§ **WHAT YOU NEED TO DO**: Each line containing the word "name" must be reported.

====== DATA FOR THE TASK ======

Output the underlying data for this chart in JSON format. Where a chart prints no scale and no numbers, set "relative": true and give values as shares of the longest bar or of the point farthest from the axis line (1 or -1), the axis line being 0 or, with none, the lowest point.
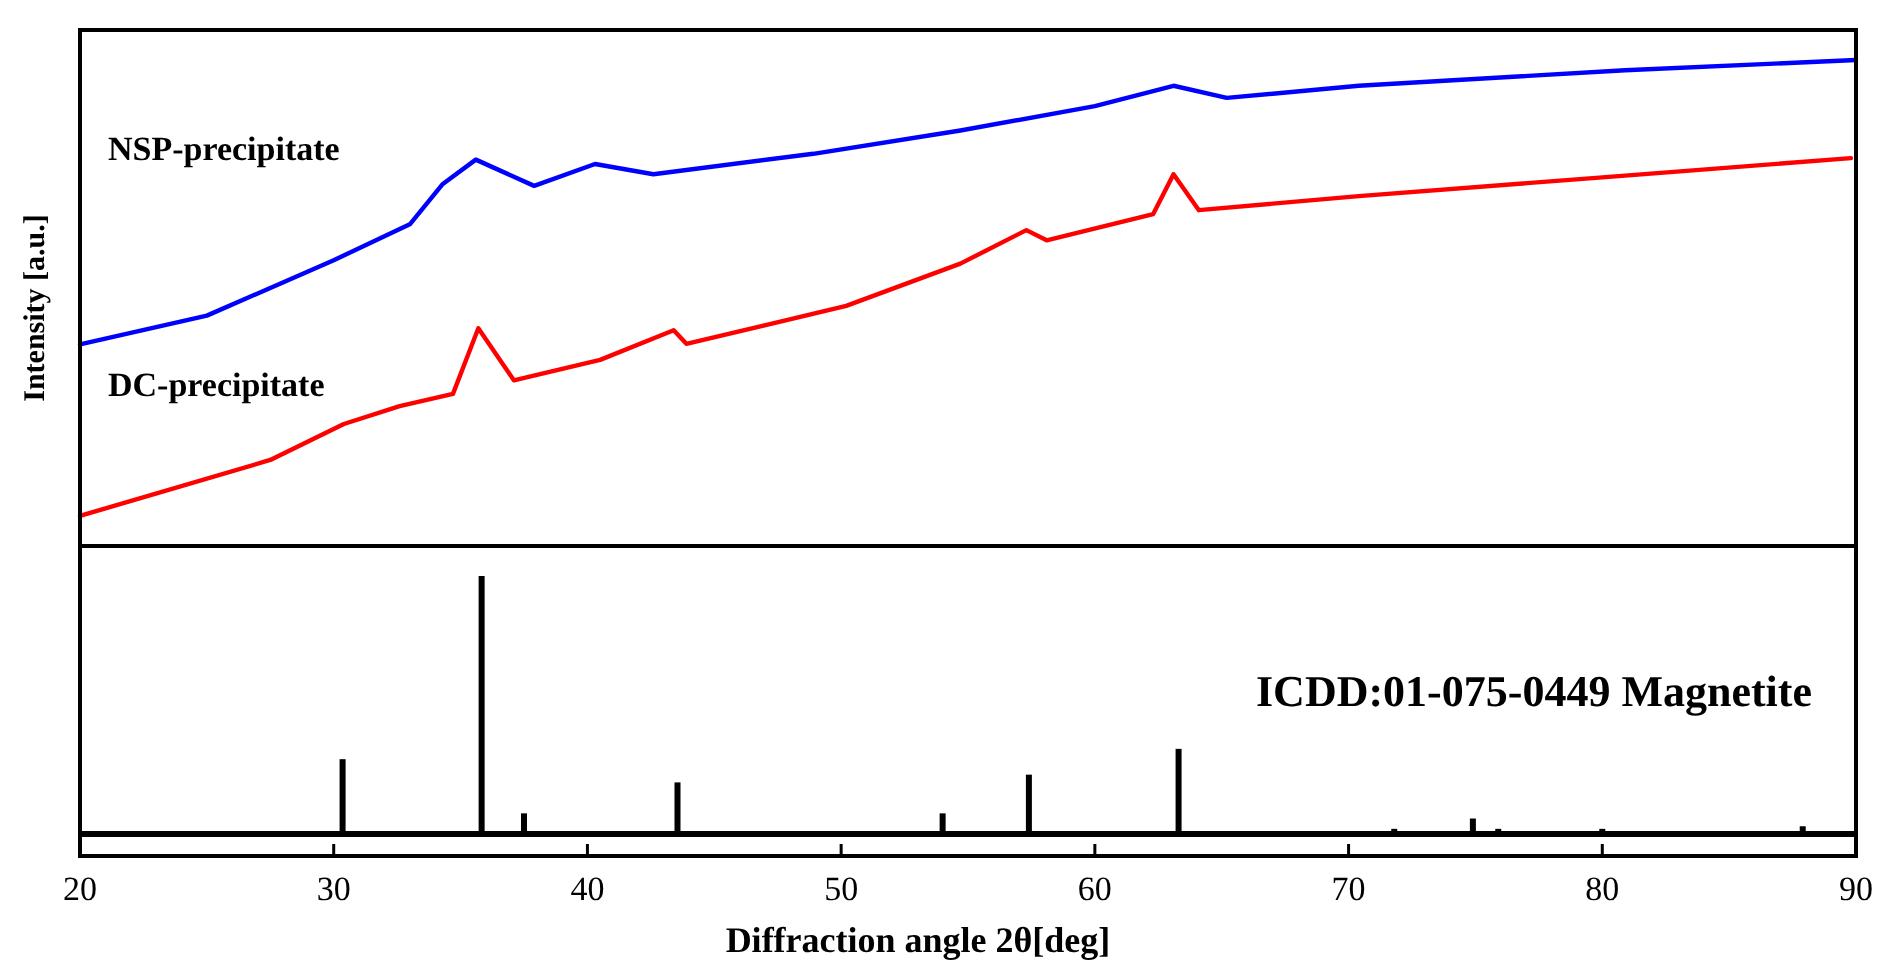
{
  "chart_data": [
    {
      "type": "line",
      "relative": true,
      "ylabel": "Intensity [a.u.]",
      "xlim": [
        20,
        90
      ],
      "xticks": [
        20,
        30,
        40,
        50,
        60,
        70,
        80,
        90
      ],
      "tick_labels": false,
      "series": [
        {
          "name": "NSP-precipitate",
          "color": "#0000ff",
          "x": [
            20,
            25,
            30,
            33,
            34.3,
            35.6,
            37.9,
            40.3,
            42.6,
            48.9,
            54.7,
            60.0,
            63.1,
            65.2,
            70.4,
            80.9,
            90
          ],
          "values": [
            0.415,
            0.474,
            0.588,
            0.662,
            0.745,
            0.795,
            0.741,
            0.786,
            0.765,
            0.807,
            0.855,
            0.905,
            0.947,
            0.922,
            0.947,
            0.979,
            1
          ]
        },
        {
          "name": "DC-precipitate",
          "color": "#ff0000",
          "x": [
            20,
            27.5,
            30.4,
            32.6,
            34.7,
            35.7,
            37.1,
            40.5,
            43.4,
            43.9,
            50.2,
            54.7,
            57.3,
            58.1,
            62.3,
            63.1,
            64.1,
            70.4,
            80.9,
            89.8
          ],
          "values": [
            0.062,
            0.177,
            0.251,
            0.288,
            0.313,
            0.448,
            0.341,
            0.383,
            0.444,
            0.416,
            0.494,
            0.581,
            0.65,
            0.629,
            0.683,
            0.765,
            0.691,
            0.72,
            0.762,
            0.798
          ]
        }
      ]
    },
    {
      "type": "bar",
      "relative": true,
      "xlabel": "Diffraction angle 2θ[deg]",
      "xlim": [
        20,
        90
      ],
      "xticks": [
        20,
        30,
        40,
        50,
        60,
        70,
        80,
        90
      ],
      "tick_labels": "x",
      "annotations": [
        "ICDD:01-075-0449 Magnetite"
      ],
      "x": [
        30.35,
        35.83,
        37.5,
        43.55,
        47.7,
        54.0,
        57.4,
        63.3,
        66.5,
        71.8,
        74.9,
        75.9,
        80.0,
        87.9
      ],
      "values": [
        0.29,
        1,
        0.08,
        0.2,
        0.01,
        0.08,
        0.23,
        0.33,
        0.01,
        0.02,
        0.06,
        0.02,
        0.02,
        0.03
      ],
      "color": "#000000"
    }
  ]
}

======

§ **RESULT OF THIS TASK**:
          "name": "NSP-precipitate",
          "name": "DC-precipitate",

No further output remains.